◆ Given task ◆
Leaving the pictures aside, transcribe every line below exactly.

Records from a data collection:
________________________________________

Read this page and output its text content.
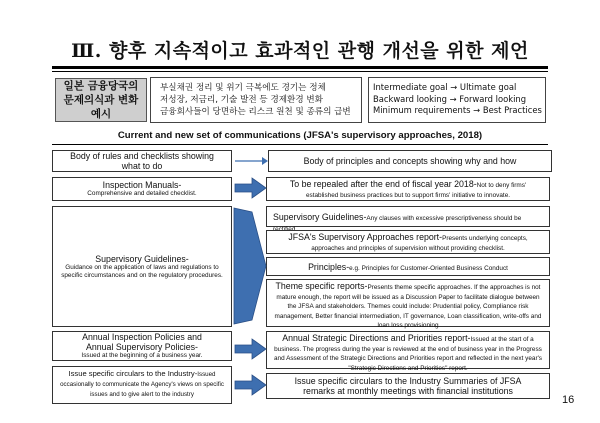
Ⅲ. 향후 지속적이고 효과적인 관행 개선을 위한 제언
일본 금융당국의
문제의식과 변화
예시
부실채권 정리 및 위기 극복에도 경기는 정체
저성장, 저금리, 기술 발전 등 경제환경 변화
금융회사들이 당면하는 리스크 원천 및 종류의 급변
Intermediate goal → Ultimate goal
Backward looking → Forward looking
Minimum requirements → Best Practices
Current and new set of communications (JFSA's supervisory approaches, 2018)
Body of rules and checklists showing what to do
Inspection Manuals-
Comprehensive and detailed checklist.
Supervisory Guidelines-
Guidance on the application of laws and regulations to specific circumstances and on the regulatory procedures.
Annual Inspection Policies and
Annual Supervisory Policies-
Issued at the beginning of a business year.
Issue specific circulars to the Industry-Issued occasionally to communicate the Agency's views on specific issues and to give alert to the industry
Body of principles and concepts showing why and how
To be repealed after the end of fiscal year 2018-Not to deny firms' established business practices but to support firms' initiative to innovate.
Supervisory Guidelines-Any clauses with excessive prescriptiveness should be rectified.
JFSA's Supervisory Approaches report-Presents underlying concepts, approaches and principles of supervision without providing checklist.
Principles-e.g. Principles for Customer-Oriented Business Conduct
Theme specific reports-Presents theme specific approaches. If the approaches is not mature enough, the report will be issued as a Discussion Paper to facilitate dialogue between the JFSA and stakeholders. Themes could include: Prudential policy, Compliance risk management, Better financial intermediation, IT governance, Loan classification, write-offs and loan loss provisioning
Annual Strategic Directions and Priorities report-Issued at the start of a business. The progress during the year is reviewed at the end of business year in the Progress and Assessment of the Strategic Directions and Priorities report and reflected in the next year's "Strategic Directions and Priorities" report.
Issue specific circulars to the Industry Summaries of JFSA remarks at monthly meetings with financial institutions
16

________________________________________

◆ Task solution ◆
Read this page and output its text content.
Ⅲ. 향후 지속적이고 효과적인 관행 개선을 위한 제언
일본 금융당국의
문제의식과 변화
예시
부실채권 정리 및 위기 극복에도 경기는 정체
저성장, 저금리, 기술 발전 등 경제환경 변화
금융회사들이 당면하는 리스크 원천 및 종류의 급변
Intermediate goal → Ultimate goal
Backward looking → Forward looking
Minimum requirements → Best Practices
Current and new set of communications (JFSA's supervisory approaches, 2018)
Body of rules and checklists showing what to do
Inspection Manuals-
Comprehensive and detailed checklist.
Supervisory Guidelines-
Guidance on the application of laws and regulations to specific circumstances and on the regulatory procedures.
Annual Inspection Policies and
Annual Supervisory Policies-
Issued at the beginning of a business year.
Issue specific circulars to the Industry-Issued occasionally to communicate the Agency's views on specific issues and to give alert to the industry
Body of principles and concepts showing why and how
To be repealed after the end of fiscal year 2018-Not to deny firms' established business practices but to support firms' initiative to innovate.
Supervisory Guidelines-Any clauses with excessive prescriptiveness should be rectified.
JFSA's Supervisory Approaches report-Presents underlying concepts, approaches and principles of supervision without providing checklist.
Principles-e.g. Principles for Customer-Oriented Business Conduct
Theme specific reports-Presents theme specific approaches. If the approaches is not mature enough, the report will be issued as a Discussion Paper to facilitate dialogue between the JFSA and stakeholders. Themes could include: Prudential policy, Compliance risk management, Better financial intermediation, IT governance, Loan classification, write-offs and loan loss provisioning
Annual Strategic Directions and Priorities report-Issued at the start of a business. The progress during the year is reviewed at the end of business year in the Progress and Assessment of the Strategic Directions and Priorities report and reflected in the next year's "Strategic Directions and Priorities" report.
Issue specific circulars to the Industry Summaries of JFSA remarks at monthly meetings with financial institutions
16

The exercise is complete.